Exercise brief
Count lines holding the string "JSON" in the data that follows. Reply with one number only.

Entries supplied
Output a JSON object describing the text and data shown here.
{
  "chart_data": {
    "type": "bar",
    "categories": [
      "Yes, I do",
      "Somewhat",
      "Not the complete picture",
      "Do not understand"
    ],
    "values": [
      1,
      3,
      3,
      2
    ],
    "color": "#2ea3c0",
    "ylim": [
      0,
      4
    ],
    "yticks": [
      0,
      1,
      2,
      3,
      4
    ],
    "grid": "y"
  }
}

* * *

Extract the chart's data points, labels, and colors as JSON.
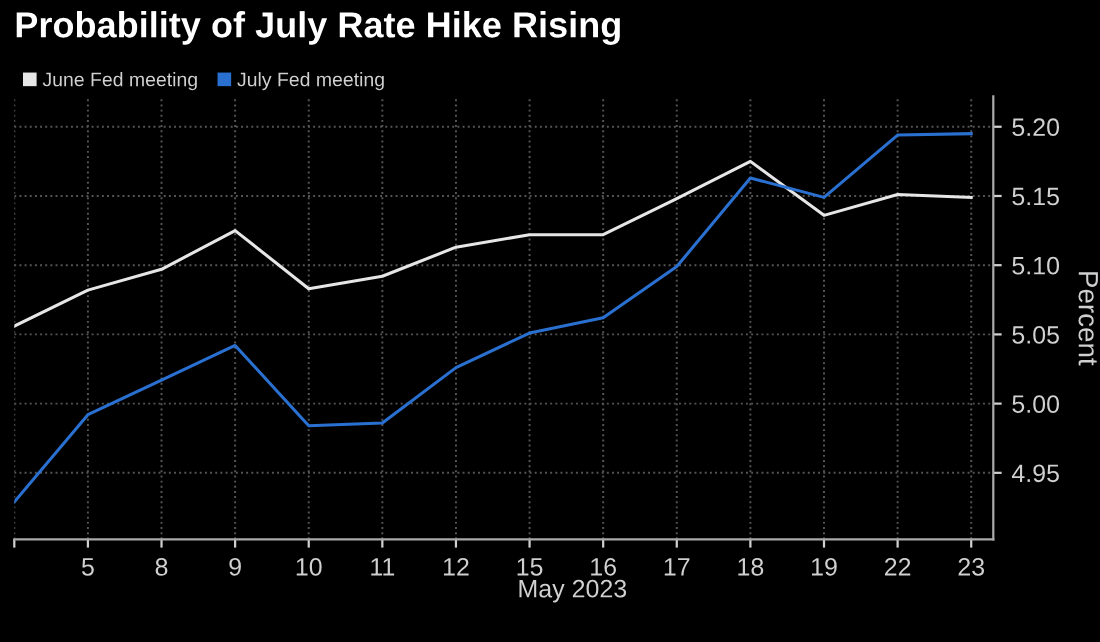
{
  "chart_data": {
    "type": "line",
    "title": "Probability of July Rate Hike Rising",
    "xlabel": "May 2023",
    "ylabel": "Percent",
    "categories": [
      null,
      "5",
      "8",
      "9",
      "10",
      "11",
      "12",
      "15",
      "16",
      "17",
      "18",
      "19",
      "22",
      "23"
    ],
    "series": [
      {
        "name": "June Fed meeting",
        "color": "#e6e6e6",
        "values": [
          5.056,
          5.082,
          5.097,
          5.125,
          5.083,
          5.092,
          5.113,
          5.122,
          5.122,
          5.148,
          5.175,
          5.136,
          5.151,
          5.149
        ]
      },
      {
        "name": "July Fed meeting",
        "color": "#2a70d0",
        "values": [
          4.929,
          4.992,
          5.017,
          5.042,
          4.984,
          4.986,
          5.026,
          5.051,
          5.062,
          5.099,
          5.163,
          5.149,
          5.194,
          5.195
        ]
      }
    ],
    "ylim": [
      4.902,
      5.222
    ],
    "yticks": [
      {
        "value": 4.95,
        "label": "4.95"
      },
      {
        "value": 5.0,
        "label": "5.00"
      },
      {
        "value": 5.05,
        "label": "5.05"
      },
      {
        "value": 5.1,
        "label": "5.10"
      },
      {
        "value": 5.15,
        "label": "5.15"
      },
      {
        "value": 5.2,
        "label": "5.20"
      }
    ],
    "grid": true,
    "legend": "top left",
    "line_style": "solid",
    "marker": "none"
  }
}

--

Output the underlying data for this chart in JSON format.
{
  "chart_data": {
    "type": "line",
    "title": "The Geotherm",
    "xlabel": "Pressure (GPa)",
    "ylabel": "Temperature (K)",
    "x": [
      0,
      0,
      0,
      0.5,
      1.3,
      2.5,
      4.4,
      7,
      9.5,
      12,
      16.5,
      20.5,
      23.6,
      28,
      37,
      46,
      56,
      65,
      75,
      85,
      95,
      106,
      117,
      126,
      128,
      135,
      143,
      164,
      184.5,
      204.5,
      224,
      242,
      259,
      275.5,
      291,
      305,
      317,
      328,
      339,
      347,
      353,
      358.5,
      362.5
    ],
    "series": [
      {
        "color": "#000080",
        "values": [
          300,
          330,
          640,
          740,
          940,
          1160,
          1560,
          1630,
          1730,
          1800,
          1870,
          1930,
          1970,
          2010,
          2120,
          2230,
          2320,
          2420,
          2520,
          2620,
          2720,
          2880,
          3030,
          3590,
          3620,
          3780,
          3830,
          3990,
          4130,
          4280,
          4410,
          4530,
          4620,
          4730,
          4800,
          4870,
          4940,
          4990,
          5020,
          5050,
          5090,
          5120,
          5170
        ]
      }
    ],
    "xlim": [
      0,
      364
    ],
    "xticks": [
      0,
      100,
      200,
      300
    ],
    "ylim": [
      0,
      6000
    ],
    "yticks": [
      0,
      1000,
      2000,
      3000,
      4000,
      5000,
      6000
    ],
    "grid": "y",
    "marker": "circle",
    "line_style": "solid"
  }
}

Reply to the task
3